- _Directions for this task_: Update the items below so that every "observed-flux-point" becomes "observed-flux-marker". Leave all other text unchanged.

- _Raw records_:
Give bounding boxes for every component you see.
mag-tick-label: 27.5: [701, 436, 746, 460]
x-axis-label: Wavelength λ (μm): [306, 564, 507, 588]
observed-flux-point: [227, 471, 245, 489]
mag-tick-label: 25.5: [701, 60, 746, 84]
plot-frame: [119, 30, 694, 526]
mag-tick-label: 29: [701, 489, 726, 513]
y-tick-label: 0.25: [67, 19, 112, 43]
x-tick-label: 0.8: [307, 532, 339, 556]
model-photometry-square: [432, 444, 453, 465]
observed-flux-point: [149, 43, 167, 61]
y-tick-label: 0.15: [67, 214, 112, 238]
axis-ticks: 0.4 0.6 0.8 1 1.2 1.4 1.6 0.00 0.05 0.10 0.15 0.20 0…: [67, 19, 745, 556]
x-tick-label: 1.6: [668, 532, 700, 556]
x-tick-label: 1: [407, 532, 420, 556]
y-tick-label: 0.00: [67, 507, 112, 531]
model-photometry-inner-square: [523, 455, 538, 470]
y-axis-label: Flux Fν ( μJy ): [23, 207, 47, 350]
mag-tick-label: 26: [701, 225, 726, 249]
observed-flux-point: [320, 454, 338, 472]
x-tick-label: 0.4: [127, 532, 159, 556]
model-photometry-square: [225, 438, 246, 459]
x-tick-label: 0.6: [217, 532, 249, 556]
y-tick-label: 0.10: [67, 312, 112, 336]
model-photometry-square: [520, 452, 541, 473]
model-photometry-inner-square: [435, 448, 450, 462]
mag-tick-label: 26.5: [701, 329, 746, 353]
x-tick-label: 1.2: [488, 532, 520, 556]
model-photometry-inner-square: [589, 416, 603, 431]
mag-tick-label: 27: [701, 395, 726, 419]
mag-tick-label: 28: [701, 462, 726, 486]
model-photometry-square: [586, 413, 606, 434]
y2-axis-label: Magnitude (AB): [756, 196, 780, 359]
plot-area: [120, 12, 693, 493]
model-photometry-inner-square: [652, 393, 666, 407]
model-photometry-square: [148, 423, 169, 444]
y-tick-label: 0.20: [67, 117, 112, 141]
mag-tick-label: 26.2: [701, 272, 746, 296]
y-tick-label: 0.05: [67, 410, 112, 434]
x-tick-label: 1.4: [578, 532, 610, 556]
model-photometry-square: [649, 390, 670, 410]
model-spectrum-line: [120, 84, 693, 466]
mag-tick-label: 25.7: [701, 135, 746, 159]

- _Task result_:
Give bounding boxes for every component you see.
mag-tick-label: 27.5: [701, 436, 746, 460]
x-axis-label: Wavelength λ (μm): [306, 564, 507, 588]
observed-flux-marker: [227, 471, 245, 489]
mag-tick-label: 25.5: [701, 60, 746, 84]
plot-frame: [119, 30, 694, 526]
mag-tick-label: 29: [701, 489, 726, 513]
y-tick-label: 0.25: [67, 19, 112, 43]
x-tick-label: 0.8: [307, 532, 339, 556]
model-photometry-square: [432, 444, 453, 465]
observed-flux-marker: [149, 43, 167, 61]
y-tick-label: 0.15: [67, 214, 112, 238]
axis-ticks: 0.4 0.6 0.8 1 1.2 1.4 1.6 0.00 0.05 0.10 0.15 0.20 0…: [67, 19, 745, 556]
x-tick-label: 1.6: [668, 532, 700, 556]
x-tick-label: 1: [407, 532, 420, 556]
y-tick-label: 0.00: [67, 507, 112, 531]
model-photometry-inner-square: [523, 455, 538, 470]
y-axis-label: Flux Fν ( μJy ): [23, 207, 47, 350]
mag-tick-label: 26: [701, 225, 726, 249]
observed-flux-marker: [320, 454, 338, 472]
x-tick-label: 0.4: [127, 532, 159, 556]
model-photometry-square: [225, 438, 246, 459]
x-tick-label: 0.6: [217, 532, 249, 556]
y-tick-label: 0.10: [67, 312, 112, 336]
model-photometry-square: [520, 452, 541, 473]
model-photometry-inner-square: [435, 448, 450, 462]
mag-tick-label: 26.5: [701, 329, 746, 353]
x-tick-label: 1.2: [488, 532, 520, 556]
model-photometry-inner-square: [589, 416, 603, 431]
mag-tick-label: 27: [701, 395, 726, 419]
mag-tick-label: 28: [701, 462, 726, 486]
model-photometry-square: [586, 413, 606, 434]
y2-axis-label: Magnitude (AB): [756, 196, 780, 359]
plot-area: [120, 12, 693, 493]
model-photometry-inner-square: [652, 393, 666, 407]
model-photometry-square: [148, 423, 169, 444]
y-tick-label: 0.20: [67, 117, 112, 141]
mag-tick-label: 26.2: [701, 272, 746, 296]
y-tick-label: 0.05: [67, 410, 112, 434]
x-tick-label: 1.4: [578, 532, 610, 556]
model-photometry-square: [649, 390, 670, 410]
model-spectrum-line: [120, 84, 693, 466]
mag-tick-label: 25.7: [701, 135, 746, 159]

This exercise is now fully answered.